[Element location listings]
-*-
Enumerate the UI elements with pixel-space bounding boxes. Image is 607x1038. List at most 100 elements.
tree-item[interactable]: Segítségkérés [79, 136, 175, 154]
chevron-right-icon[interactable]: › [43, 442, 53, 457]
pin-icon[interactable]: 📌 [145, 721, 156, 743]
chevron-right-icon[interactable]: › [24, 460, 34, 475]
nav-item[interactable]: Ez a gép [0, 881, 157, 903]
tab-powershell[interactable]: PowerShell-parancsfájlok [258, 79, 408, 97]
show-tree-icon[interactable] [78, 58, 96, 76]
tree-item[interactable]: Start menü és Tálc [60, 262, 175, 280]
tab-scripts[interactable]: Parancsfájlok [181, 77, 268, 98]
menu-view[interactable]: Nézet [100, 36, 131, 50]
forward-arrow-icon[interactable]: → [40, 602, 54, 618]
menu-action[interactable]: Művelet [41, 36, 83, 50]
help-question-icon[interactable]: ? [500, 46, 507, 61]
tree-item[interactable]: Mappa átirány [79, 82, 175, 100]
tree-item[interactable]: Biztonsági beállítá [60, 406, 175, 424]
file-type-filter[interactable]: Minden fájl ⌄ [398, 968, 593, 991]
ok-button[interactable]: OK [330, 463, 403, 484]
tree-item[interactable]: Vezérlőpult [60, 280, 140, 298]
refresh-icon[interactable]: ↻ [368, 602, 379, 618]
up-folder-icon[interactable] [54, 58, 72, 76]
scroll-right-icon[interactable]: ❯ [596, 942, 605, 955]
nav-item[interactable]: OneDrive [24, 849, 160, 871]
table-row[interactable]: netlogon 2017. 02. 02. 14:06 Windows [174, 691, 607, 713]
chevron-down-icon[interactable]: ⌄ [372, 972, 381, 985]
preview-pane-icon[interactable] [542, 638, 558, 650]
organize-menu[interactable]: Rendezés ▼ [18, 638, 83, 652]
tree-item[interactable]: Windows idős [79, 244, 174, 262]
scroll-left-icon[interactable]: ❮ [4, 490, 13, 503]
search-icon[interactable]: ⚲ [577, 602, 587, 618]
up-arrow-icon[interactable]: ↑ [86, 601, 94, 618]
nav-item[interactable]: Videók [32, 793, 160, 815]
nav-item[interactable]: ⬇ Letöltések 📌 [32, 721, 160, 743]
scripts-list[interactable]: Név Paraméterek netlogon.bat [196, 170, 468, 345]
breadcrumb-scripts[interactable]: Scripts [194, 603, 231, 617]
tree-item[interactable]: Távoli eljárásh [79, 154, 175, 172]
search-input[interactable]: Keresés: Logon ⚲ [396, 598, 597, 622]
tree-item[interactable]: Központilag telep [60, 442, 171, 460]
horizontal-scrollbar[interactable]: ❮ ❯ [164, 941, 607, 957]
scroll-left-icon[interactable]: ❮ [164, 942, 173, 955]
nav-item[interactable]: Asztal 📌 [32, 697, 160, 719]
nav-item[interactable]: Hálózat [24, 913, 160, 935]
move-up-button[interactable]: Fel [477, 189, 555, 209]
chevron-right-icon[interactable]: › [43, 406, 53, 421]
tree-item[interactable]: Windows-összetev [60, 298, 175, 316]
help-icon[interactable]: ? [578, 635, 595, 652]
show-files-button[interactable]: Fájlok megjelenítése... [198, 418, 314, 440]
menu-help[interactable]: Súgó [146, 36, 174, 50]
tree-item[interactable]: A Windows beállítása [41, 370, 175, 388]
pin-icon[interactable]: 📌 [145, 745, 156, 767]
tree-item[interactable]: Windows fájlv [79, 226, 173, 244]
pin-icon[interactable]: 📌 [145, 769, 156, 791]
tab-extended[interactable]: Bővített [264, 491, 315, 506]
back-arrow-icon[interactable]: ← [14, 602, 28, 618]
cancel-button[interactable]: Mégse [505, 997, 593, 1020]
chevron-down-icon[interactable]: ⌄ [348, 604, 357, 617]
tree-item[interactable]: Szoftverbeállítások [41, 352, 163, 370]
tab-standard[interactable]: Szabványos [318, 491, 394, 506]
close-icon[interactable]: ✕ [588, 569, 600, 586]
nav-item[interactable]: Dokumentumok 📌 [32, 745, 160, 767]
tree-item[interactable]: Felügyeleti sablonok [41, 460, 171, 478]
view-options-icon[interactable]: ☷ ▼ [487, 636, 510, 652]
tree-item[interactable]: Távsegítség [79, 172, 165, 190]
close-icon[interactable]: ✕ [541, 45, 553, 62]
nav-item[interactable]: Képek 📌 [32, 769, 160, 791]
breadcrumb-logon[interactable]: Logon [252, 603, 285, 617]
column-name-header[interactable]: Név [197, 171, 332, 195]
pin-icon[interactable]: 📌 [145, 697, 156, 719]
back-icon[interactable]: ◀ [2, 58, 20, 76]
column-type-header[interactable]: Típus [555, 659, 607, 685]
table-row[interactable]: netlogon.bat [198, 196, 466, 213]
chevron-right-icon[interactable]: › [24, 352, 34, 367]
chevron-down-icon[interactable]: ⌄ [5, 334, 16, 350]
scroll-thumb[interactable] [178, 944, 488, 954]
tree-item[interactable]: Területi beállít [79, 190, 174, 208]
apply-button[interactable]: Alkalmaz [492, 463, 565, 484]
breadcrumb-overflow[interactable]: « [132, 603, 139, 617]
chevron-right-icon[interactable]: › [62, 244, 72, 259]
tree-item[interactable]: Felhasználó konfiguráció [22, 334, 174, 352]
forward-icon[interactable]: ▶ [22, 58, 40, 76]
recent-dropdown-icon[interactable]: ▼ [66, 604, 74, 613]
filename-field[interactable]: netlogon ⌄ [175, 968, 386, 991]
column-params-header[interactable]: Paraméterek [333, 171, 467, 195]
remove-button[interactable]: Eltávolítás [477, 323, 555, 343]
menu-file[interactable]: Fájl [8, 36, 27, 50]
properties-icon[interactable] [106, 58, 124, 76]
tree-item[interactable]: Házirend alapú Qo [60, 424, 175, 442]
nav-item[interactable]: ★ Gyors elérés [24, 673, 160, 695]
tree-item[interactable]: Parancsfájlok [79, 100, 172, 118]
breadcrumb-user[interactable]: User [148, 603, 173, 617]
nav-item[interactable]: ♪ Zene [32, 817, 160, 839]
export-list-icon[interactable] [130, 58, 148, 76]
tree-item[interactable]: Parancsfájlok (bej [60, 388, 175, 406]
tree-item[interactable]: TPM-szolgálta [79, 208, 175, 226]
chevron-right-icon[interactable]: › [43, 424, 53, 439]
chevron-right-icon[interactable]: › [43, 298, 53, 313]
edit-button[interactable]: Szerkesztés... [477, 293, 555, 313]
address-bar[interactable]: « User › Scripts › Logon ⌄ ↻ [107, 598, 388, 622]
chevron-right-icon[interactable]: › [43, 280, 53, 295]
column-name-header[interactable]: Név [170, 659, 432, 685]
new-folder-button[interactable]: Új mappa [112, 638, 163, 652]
-*-
Please rewrite the entries above, changing "tree-item" to "tree-node" wherever it occurs and leaving everything else unchanged.

Enumerate the UI elements with pixel-space bounding boxes. Image is 607x1038. List at most 100 elements.
tree-node[interactable]: Segítségkérés [79, 136, 175, 154]
chevron-right-icon[interactable]: › [43, 442, 53, 457]
pin-icon[interactable]: 📌 [145, 721, 156, 743]
chevron-right-icon[interactable]: › [24, 460, 34, 475]
nav-item[interactable]: Ez a gép [0, 881, 157, 903]
tab-powershell[interactable]: PowerShell-parancsfájlok [258, 79, 408, 97]
show-tree-icon[interactable] [78, 58, 96, 76]
tree-node[interactable]: Start menü és Tálc [60, 262, 175, 280]
tab-scripts[interactable]: Parancsfájlok [181, 77, 268, 98]
menu-view[interactable]: Nézet [100, 36, 131, 50]
forward-arrow-icon[interactable]: → [40, 602, 54, 618]
menu-action[interactable]: Művelet [41, 36, 83, 50]
help-question-icon[interactable]: ? [500, 46, 507, 61]
tree-node[interactable]: Mappa átirány [79, 82, 175, 100]
tree-node[interactable]: Biztonsági beállítá [60, 406, 175, 424]
file-type-filter[interactable]: Minden fájl ⌄ [398, 968, 593, 991]
ok-button[interactable]: OK [330, 463, 403, 484]
tree-node[interactable]: Vezérlőpult [60, 280, 140, 298]
refresh-icon[interactable]: ↻ [368, 602, 379, 618]
up-folder-icon[interactable] [54, 58, 72, 76]
scroll-right-icon[interactable]: ❯ [596, 942, 605, 955]
nav-item[interactable]: OneDrive [24, 849, 160, 871]
table-row[interactable]: netlogon 2017. 02. 02. 14:06 Windows [174, 691, 607, 713]
chevron-down-icon[interactable]: ⌄ [372, 972, 381, 985]
preview-pane-icon[interactable] [542, 638, 558, 650]
organize-menu[interactable]: Rendezés ▼ [18, 638, 83, 652]
tree-node[interactable]: Windows idős [79, 244, 174, 262]
scroll-left-icon[interactable]: ❮ [4, 490, 13, 503]
search-icon[interactable]: ⚲ [577, 602, 587, 618]
up-arrow-icon[interactable]: ↑ [86, 601, 94, 618]
nav-item[interactable]: Videók [32, 793, 160, 815]
nav-item[interactable]: ⬇ Letöltések 📌 [32, 721, 160, 743]
scripts-list[interactable]: Név Paraméterek netlogon.bat [196, 170, 468, 345]
breadcrumb-scripts[interactable]: Scripts [194, 603, 231, 617]
tree-node[interactable]: Távoli eljárásh [79, 154, 175, 172]
search-input[interactable]: Keresés: Logon ⚲ [396, 598, 597, 622]
tree-node[interactable]: Központilag telep [60, 442, 171, 460]
horizontal-scrollbar[interactable]: ❮ ❯ [164, 941, 607, 957]
scroll-left-icon[interactable]: ❮ [164, 942, 173, 955]
nav-item[interactable]: Asztal 📌 [32, 697, 160, 719]
nav-item[interactable]: Hálózat [24, 913, 160, 935]
move-up-button[interactable]: Fel [477, 189, 555, 209]
chevron-right-icon[interactable]: › [43, 406, 53, 421]
tree-node[interactable]: Windows-összetev [60, 298, 175, 316]
help-icon[interactable]: ? [578, 635, 595, 652]
show-files-button[interactable]: Fájlok megjelenítése... [198, 418, 314, 440]
menu-help[interactable]: Súgó [146, 36, 174, 50]
tree-node[interactable]: A Windows beállítása [41, 370, 175, 388]
pin-icon[interactable]: 📌 [145, 745, 156, 767]
tree-node[interactable]: Windows fájlv [79, 226, 173, 244]
pin-icon[interactable]: 📌 [145, 769, 156, 791]
tab-extended[interactable]: Bővített [264, 491, 315, 506]
back-arrow-icon[interactable]: ← [14, 602, 28, 618]
cancel-button[interactable]: Mégse [505, 997, 593, 1020]
chevron-down-icon[interactable]: ⌄ [348, 604, 357, 617]
tree-node[interactable]: Szoftverbeállítások [41, 352, 163, 370]
tab-standard[interactable]: Szabványos [318, 491, 394, 506]
close-icon[interactable]: ✕ [588, 569, 600, 586]
nav-item[interactable]: Dokumentumok 📌 [32, 745, 160, 767]
tree-node[interactable]: Felügyeleti sablonok [41, 460, 171, 478]
view-options-icon[interactable]: ☷ ▼ [487, 636, 510, 652]
tree-node[interactable]: Távsegítség [79, 172, 165, 190]
close-icon[interactable]: ✕ [541, 45, 553, 62]
nav-item[interactable]: Képek 📌 [32, 769, 160, 791]
breadcrumb-logon[interactable]: Logon [252, 603, 285, 617]
column-name-header[interactable]: Név [197, 171, 332, 195]
pin-icon[interactable]: 📌 [145, 697, 156, 719]
back-icon[interactable]: ◀ [2, 58, 20, 76]
column-type-header[interactable]: Típus [555, 659, 607, 685]
table-row[interactable]: netlogon.bat [198, 196, 466, 213]
chevron-right-icon[interactable]: › [24, 352, 34, 367]
chevron-down-icon[interactable]: ⌄ [5, 334, 16, 350]
scroll-thumb[interactable] [178, 944, 488, 954]
tree-node[interactable]: Területi beállít [79, 190, 174, 208]
apply-button[interactable]: Alkalmaz [492, 463, 565, 484]
breadcrumb-overflow[interactable]: « [132, 603, 139, 617]
chevron-right-icon[interactable]: › [62, 244, 72, 259]
tree-node[interactable]: Felhasználó konfiguráció [22, 334, 174, 352]
forward-icon[interactable]: ▶ [22, 58, 40, 76]
recent-dropdown-icon[interactable]: ▼ [66, 604, 74, 613]
filename-field[interactable]: netlogon ⌄ [175, 968, 386, 991]
column-params-header[interactable]: Paraméterek [333, 171, 467, 195]
remove-button[interactable]: Eltávolítás [477, 323, 555, 343]
menu-file[interactable]: Fájl [8, 36, 27, 50]
properties-icon[interactable] [106, 58, 124, 76]
tree-node[interactable]: Házirend alapú Qo [60, 424, 175, 442]
nav-item[interactable]: ★ Gyors elérés [24, 673, 160, 695]
tree-node[interactable]: Parancsfájlok [79, 100, 172, 118]
breadcrumb-user[interactable]: User [148, 603, 173, 617]
nav-item[interactable]: ♪ Zene [32, 817, 160, 839]
export-list-icon[interactable] [130, 58, 148, 76]
tree-node[interactable]: Parancsfájlok (bej [60, 388, 175, 406]
tree-node[interactable]: TPM-szolgálta [79, 208, 175, 226]
chevron-right-icon[interactable]: › [43, 424, 53, 439]
chevron-right-icon[interactable]: › [43, 298, 53, 313]
edit-button[interactable]: Szerkesztés... [477, 293, 555, 313]
address-bar[interactable]: « User › Scripts › Logon ⌄ ↻ [107, 598, 388, 622]
chevron-right-icon[interactable]: › [43, 280, 53, 295]
column-name-header[interactable]: Név [170, 659, 432, 685]
new-folder-button[interactable]: Új mappa [112, 638, 163, 652]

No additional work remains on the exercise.